» **EXERCISE PROMPT**
Extract all lines that hold "name" from the records below.

» **DATASET ROWS**
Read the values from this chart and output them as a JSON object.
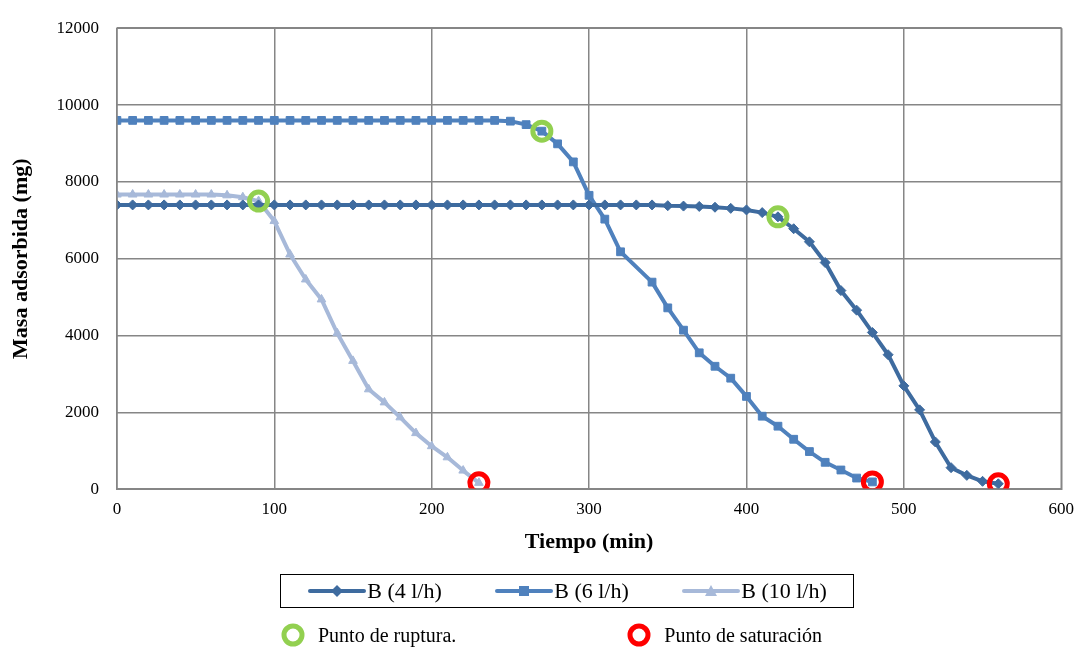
{
  "chart_data": {
    "type": "line",
    "xlabel": "Tiempo (min)",
    "ylabel": "Masa adsorbida (mg)",
    "xlim": [
      0,
      600
    ],
    "xticks": [
      0,
      100,
      200,
      300,
      400,
      500,
      600
    ],
    "ylim": [
      0,
      12000
    ],
    "yticks": [
      0,
      2000,
      4000,
      6000,
      8000,
      10000,
      12000
    ],
    "grid": true,
    "legend": "bottom",
    "line_style": "solid",
    "series": [
      {
        "name": "B (4 l/h)",
        "color": "#3e6b9f",
        "marker": "diamond",
        "x": [
          0,
          10,
          20,
          30,
          40,
          50,
          60,
          70,
          80,
          90,
          100,
          110,
          120,
          130,
          140,
          150,
          160,
          170,
          180,
          190,
          200,
          210,
          220,
          230,
          240,
          250,
          260,
          270,
          280,
          290,
          300,
          310,
          320,
          330,
          340,
          350,
          360,
          370,
          380,
          390,
          400,
          410,
          420,
          430,
          440,
          450,
          460,
          470,
          480,
          490,
          500,
          510,
          520,
          530,
          540,
          550,
          560
        ],
        "values": [
          7400,
          7400,
          7400,
          7400,
          7400,
          7400,
          7400,
          7400,
          7400,
          7400,
          7400,
          7400,
          7400,
          7400,
          7400,
          7400,
          7400,
          7400,
          7400,
          7400,
          7400,
          7400,
          7400,
          7400,
          7400,
          7400,
          7400,
          7400,
          7400,
          7400,
          7400,
          7400,
          7400,
          7400,
          7400,
          7380,
          7370,
          7360,
          7340,
          7310,
          7270,
          7200,
          7090,
          6780,
          6440,
          5900,
          5170,
          4660,
          4080,
          3500,
          2690,
          2065,
          1230,
          560,
          360,
          205,
          140
        ]
      },
      {
        "name": "B (6 l/h)",
        "color": "#4f81bd",
        "marker": "square",
        "x": [
          0,
          10,
          20,
          30,
          40,
          50,
          60,
          70,
          80,
          90,
          100,
          110,
          120,
          130,
          140,
          150,
          160,
          170,
          180,
          190,
          200,
          210,
          220,
          230,
          240,
          250,
          260,
          270,
          280,
          290,
          300,
          310,
          320,
          340,
          350,
          360,
          370,
          380,
          390,
          400,
          410,
          420,
          430,
          440,
          450,
          460,
          470,
          480
        ],
        "values": [
          9600,
          9600,
          9600,
          9600,
          9600,
          9600,
          9600,
          9600,
          9600,
          9600,
          9600,
          9600,
          9600,
          9600,
          9600,
          9600,
          9600,
          9600,
          9600,
          9600,
          9600,
          9600,
          9600,
          9600,
          9600,
          9580,
          9490,
          9320,
          8990,
          8520,
          7650,
          7030,
          6180,
          5390,
          4720,
          4140,
          3550,
          3200,
          2890,
          2415,
          1900,
          1640,
          1300,
          980,
          700,
          500,
          290,
          190
        ]
      },
      {
        "name": "B (10 l/h)",
        "color": "#a7b9d9",
        "marker": "triangle",
        "x": [
          0,
          10,
          20,
          30,
          40,
          50,
          60,
          70,
          80,
          90,
          100,
          110,
          120,
          130,
          140,
          150,
          160,
          170,
          180,
          190,
          200,
          210,
          220,
          230
        ],
        "values": [
          7670,
          7670,
          7670,
          7670,
          7670,
          7670,
          7670,
          7650,
          7600,
          7500,
          6980,
          6110,
          5460,
          4940,
          4060,
          3340,
          2600,
          2260,
          1870,
          1460,
          1120,
          830,
          485,
          165
        ]
      },
      {
        "name": "Punto de ruptura.",
        "type": "scatter",
        "color": "#92d050",
        "marker": "circle",
        "x": [
          90,
          270,
          420
        ],
        "values": [
          7500,
          9320,
          7090
        ]
      },
      {
        "name": "Punto de saturación",
        "type": "scatter",
        "color": "#ff0000",
        "marker": "circle",
        "x": [
          230,
          480,
          560
        ],
        "values": [
          165,
          190,
          140
        ]
      }
    ]
  }
}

» **REPLY TO THE EXERCISE**
        "name": "B (4 l/h)",
        "name": "B (6 l/h)",
        "name": "B (10 l/h)",
        "name": "Punto de ruptura.",
        "name": "Punto de saturación",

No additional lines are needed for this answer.